**Exercise directions**: Locate each line below that includes "LLC⁸" and reproduce it.

**Record list**:
⁂

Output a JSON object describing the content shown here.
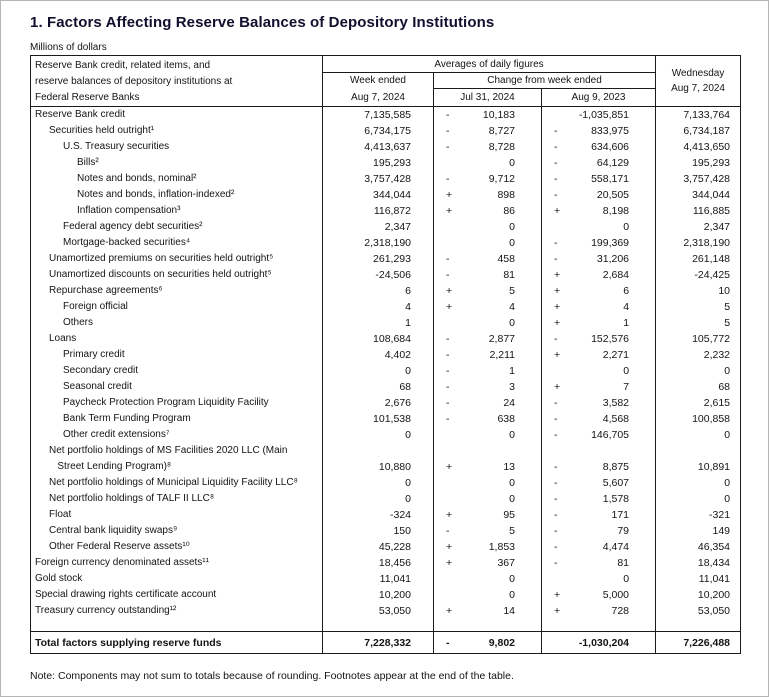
{
  "page": {
    "title": "1. Factors Affecting Reserve Balances of Depository Institutions",
    "subtitle": "Millions of dollars",
    "note": "Note: Components may not sum to totals because of rounding. Footnotes appear at the end of the table."
  },
  "table": {
    "header": {
      "stub_line1": "Reserve Bank credit, related items, and",
      "stub_line2": "reserve balances of depository institutions at",
      "stub_line3": "Federal Reserve Banks",
      "averages": "Averages of daily figures",
      "week_ended": "Week ended",
      "week_ended_date": "Aug 7, 2024",
      "change_from": "Change from week ended",
      "change_date1": "Jul 31, 2024",
      "change_date2": "Aug 9, 2023",
      "wednesday_line1": "Wednesday",
      "wednesday_date": "Aug 7, 2024"
    },
    "rows": [
      {
        "label": "Reserve Bank credit",
        "indent": 0,
        "week": "7,135,585",
        "c1s": "-",
        "c1v": "10,183",
        "c2s": "",
        "c2v": "-1,035,851",
        "wed": "7,133,764"
      },
      {
        "label": "Securities held outright¹",
        "indent": 1,
        "week": "6,734,175",
        "c1s": "-",
        "c1v": "8,727",
        "c2s": "-",
        "c2v": "833,975",
        "wed": "6,734,187"
      },
      {
        "label": "U.S. Treasury securities",
        "indent": 2,
        "week": "4,413,637",
        "c1s": "-",
        "c1v": "8,728",
        "c2s": "-",
        "c2v": "634,606",
        "wed": "4,413,650"
      },
      {
        "label": "Bills²",
        "indent": 3,
        "week": "195,293",
        "c1s": "",
        "c1v": "0",
        "c2s": "-",
        "c2v": "64,129",
        "wed": "195,293"
      },
      {
        "label": "Notes and bonds, nominal²",
        "indent": 3,
        "week": "3,757,428",
        "c1s": "-",
        "c1v": "9,712",
        "c2s": "-",
        "c2v": "558,171",
        "wed": "3,757,428"
      },
      {
        "label": "Notes and bonds, inflation-indexed²",
        "indent": 3,
        "week": "344,044",
        "c1s": "+",
        "c1v": "898",
        "c2s": "-",
        "c2v": "20,505",
        "wed": "344,044"
      },
      {
        "label": "Inflation compensation³",
        "indent": 3,
        "week": "116,872",
        "c1s": "+",
        "c1v": "86",
        "c2s": "+",
        "c2v": "8,198",
        "wed": "116,885"
      },
      {
        "label": "Federal agency debt securities²",
        "indent": 2,
        "week": "2,347",
        "c1s": "",
        "c1v": "0",
        "c2s": "",
        "c2v": "0",
        "wed": "2,347"
      },
      {
        "label": "Mortgage-backed securities⁴",
        "indent": 2,
        "week": "2,318,190",
        "c1s": "",
        "c1v": "0",
        "c2s": "-",
        "c2v": "199,369",
        "wed": "2,318,190"
      },
      {
        "label": "Unamortized premiums on securities held outright⁵",
        "indent": 1,
        "week": "261,293",
        "c1s": "-",
        "c1v": "458",
        "c2s": "-",
        "c2v": "31,206",
        "wed": "261,148"
      },
      {
        "label": "Unamortized discounts on securities held outright⁵",
        "indent": 1,
        "week": "-24,506",
        "c1s": "-",
        "c1v": "81",
        "c2s": "+",
        "c2v": "2,684",
        "wed": "-24,425"
      },
      {
        "label": "Repurchase agreements⁶",
        "indent": 1,
        "week": "6",
        "c1s": "+",
        "c1v": "5",
        "c2s": "+",
        "c2v": "6",
        "wed": "10"
      },
      {
        "label": "Foreign official",
        "indent": 2,
        "week": "4",
        "c1s": "+",
        "c1v": "4",
        "c2s": "+",
        "c2v": "4",
        "wed": "5"
      },
      {
        "label": "Others",
        "indent": 2,
        "week": "1",
        "c1s": "",
        "c1v": "0",
        "c2s": "+",
        "c2v": "1",
        "wed": "5"
      },
      {
        "label": "Loans",
        "indent": 1,
        "week": "108,684",
        "c1s": "-",
        "c1v": "2,877",
        "c2s": "-",
        "c2v": "152,576",
        "wed": "105,772"
      },
      {
        "label": "Primary credit",
        "indent": 2,
        "week": "4,402",
        "c1s": "-",
        "c1v": "2,211",
        "c2s": "+",
        "c2v": "2,271",
        "wed": "2,232"
      },
      {
        "label": "Secondary credit",
        "indent": 2,
        "week": "0",
        "c1s": "-",
        "c1v": "1",
        "c2s": "",
        "c2v": "0",
        "wed": "0"
      },
      {
        "label": "Seasonal credit",
        "indent": 2,
        "week": "68",
        "c1s": "-",
        "c1v": "3",
        "c2s": "+",
        "c2v": "7",
        "wed": "68"
      },
      {
        "label": "Paycheck Protection Program Liquidity Facility",
        "indent": 2,
        "week": "2,676",
        "c1s": "-",
        "c1v": "24",
        "c2s": "-",
        "c2v": "3,582",
        "wed": "2,615"
      },
      {
        "label": "Bank Term Funding Program",
        "indent": 2,
        "week": "101,538",
        "c1s": "-",
        "c1v": "638",
        "c2s": "-",
        "c2v": "4,568",
        "wed": "100,858"
      },
      {
        "label": "Other credit extensions⁷",
        "indent": 2,
        "week": "0",
        "c1s": "",
        "c1v": "0",
        "c2s": "-",
        "c2v": "146,705",
        "wed": "0"
      },
      {
        "label": "Net portfolio holdings of MS Facilities 2020 LLC (Main",
        "indent": 1,
        "week": "",
        "c1s": "",
        "c1v": "",
        "c2s": "",
        "c2v": "",
        "wed": ""
      },
      {
        "label": "Street Lending Program)⁸",
        "indent": 1.6,
        "week": "10,880",
        "c1s": "+",
        "c1v": "13",
        "c2s": "-",
        "c2v": "8,875",
        "wed": "10,891"
      },
      {
        "label": "Net portfolio holdings of Municipal Liquidity Facility LLC⁸",
        "indent": 1,
        "week": "0",
        "c1s": "",
        "c1v": "0",
        "c2s": "-",
        "c2v": "5,607",
        "wed": "0"
      },
      {
        "label": "Net portfolio holdings of TALF II LLC⁸",
        "indent": 1,
        "week": "0",
        "c1s": "",
        "c1v": "0",
        "c2s": "-",
        "c2v": "1,578",
        "wed": "0"
      },
      {
        "label": "Float",
        "indent": 1,
        "week": "-324",
        "c1s": "+",
        "c1v": "95",
        "c2s": "-",
        "c2v": "171",
        "wed": "-321"
      },
      {
        "label": "Central bank liquidity swaps⁹",
        "indent": 1,
        "week": "150",
        "c1s": "-",
        "c1v": "5",
        "c2s": "-",
        "c2v": "79",
        "wed": "149"
      },
      {
        "label": "Other Federal Reserve assets¹⁰",
        "indent": 1,
        "week": "45,228",
        "c1s": "+",
        "c1v": "1,853",
        "c2s": "-",
        "c2v": "4,474",
        "wed": "46,354"
      },
      {
        "label": "Foreign currency denominated assets¹¹",
        "indent": 0,
        "week": "18,456",
        "c1s": "+",
        "c1v": "367",
        "c2s": "-",
        "c2v": "81",
        "wed": "18,434"
      },
      {
        "label": "Gold stock",
        "indent": 0,
        "week": "11,041",
        "c1s": "",
        "c1v": "0",
        "c2s": "",
        "c2v": "0",
        "wed": "11,041"
      },
      {
        "label": "Special drawing rights certificate account",
        "indent": 0,
        "week": "10,200",
        "c1s": "",
        "c1v": "0",
        "c2s": "+",
        "c2v": "5,000",
        "wed": "10,200"
      },
      {
        "label": "Treasury currency outstanding¹²",
        "indent": 0,
        "week": "53,050",
        "c1s": "+",
        "c1v": "14",
        "c2s": "+",
        "c2v": "728",
        "wed": "53,050"
      },
      {
        "spacer": true
      },
      {
        "label": "Total factors supplying reserve funds",
        "indent": 0,
        "week": "7,228,332",
        "c1s": "-",
        "c1v": "9,802",
        "c2s": "",
        "c2v": "-1,030,204",
        "wed": "7,226,488",
        "total": true
      }
    ]
  }
}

⁂

**Result of this task**:
        "label": "Net portfolio holdings of Municipal Liquidity Facility LLC⁸",
        "label": "Net portfolio holdings of TALF II LLC⁸",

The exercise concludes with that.